(Stored entries)
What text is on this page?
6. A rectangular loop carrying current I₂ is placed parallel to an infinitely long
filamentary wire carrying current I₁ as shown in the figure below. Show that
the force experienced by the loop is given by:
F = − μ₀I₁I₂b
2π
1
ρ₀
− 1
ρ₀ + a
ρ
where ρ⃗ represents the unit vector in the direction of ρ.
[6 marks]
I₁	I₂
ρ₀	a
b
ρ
...
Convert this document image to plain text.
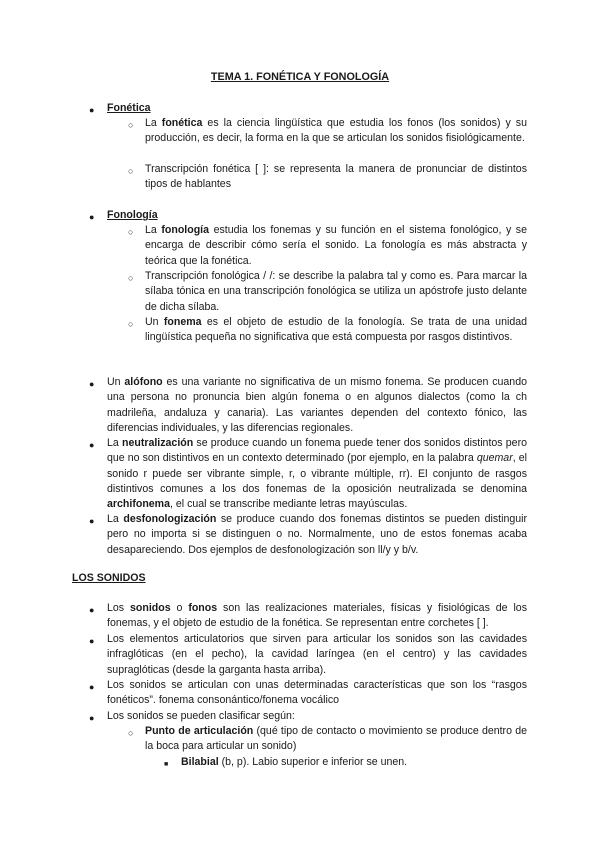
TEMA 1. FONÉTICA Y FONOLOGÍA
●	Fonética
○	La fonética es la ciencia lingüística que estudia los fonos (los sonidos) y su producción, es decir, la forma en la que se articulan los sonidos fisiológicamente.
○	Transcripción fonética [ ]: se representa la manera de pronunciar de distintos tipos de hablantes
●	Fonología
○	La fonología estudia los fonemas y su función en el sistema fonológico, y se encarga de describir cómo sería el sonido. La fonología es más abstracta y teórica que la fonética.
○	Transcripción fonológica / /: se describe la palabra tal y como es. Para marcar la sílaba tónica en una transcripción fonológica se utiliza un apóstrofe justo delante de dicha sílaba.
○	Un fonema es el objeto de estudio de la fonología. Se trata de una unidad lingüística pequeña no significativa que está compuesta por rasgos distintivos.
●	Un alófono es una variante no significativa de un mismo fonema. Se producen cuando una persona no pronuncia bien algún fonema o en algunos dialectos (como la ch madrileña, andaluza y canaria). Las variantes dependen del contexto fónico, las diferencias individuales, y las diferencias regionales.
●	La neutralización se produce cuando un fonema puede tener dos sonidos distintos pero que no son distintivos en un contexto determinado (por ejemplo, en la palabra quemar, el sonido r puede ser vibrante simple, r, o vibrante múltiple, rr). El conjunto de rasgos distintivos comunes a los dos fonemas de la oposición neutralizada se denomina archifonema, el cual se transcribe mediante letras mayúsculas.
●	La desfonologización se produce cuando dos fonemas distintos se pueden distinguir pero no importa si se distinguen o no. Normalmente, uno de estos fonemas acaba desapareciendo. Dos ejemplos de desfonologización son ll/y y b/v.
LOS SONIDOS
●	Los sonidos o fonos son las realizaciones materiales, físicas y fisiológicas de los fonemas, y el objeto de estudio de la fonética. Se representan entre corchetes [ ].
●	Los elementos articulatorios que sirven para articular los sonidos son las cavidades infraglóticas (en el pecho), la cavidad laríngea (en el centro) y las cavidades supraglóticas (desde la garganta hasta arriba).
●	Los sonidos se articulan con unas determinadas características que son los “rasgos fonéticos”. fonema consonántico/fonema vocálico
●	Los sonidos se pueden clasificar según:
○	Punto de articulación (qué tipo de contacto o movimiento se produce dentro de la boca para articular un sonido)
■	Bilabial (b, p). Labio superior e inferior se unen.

WHAT THE EXERCISE ASKS: Scan the material line by line and report each one that contains "fonemas".

SOLUTION FOR THIS TASK:
○	La fonología estudia los fonemas y su función en el sistema fonológico, y se encarga de describir cómo sería el sonido. La fonología es más abstracta y teórica que la fonética.
●	La neutralización se produce cuando un fonema puede tener dos sonidos distintos pero que no son distintivos en un contexto determinado (por ejemplo, en la palabra quemar, el sonido r puede ser vibrante simple, r, o vibrante múltiple, rr). El conjunto de rasgos distintivos comunes a los dos fonemas de la oposición neutralizada se denomina archifonema, el cual se transcribe mediante letras mayúsculas.
●	La desfonologización se produce cuando dos fonemas distintos se pueden distinguir pero no importa si se distinguen o no. Normalmente, uno de estos fonemas acaba desapareciendo. Dos ejemplos de desfonologización son ll/y y b/v.
●	Los sonidos o fonos son las realizaciones materiales, físicas y fisiológicas de los fonemas, y el objeto de estudio de la fonética. Se representan entre corchetes [ ].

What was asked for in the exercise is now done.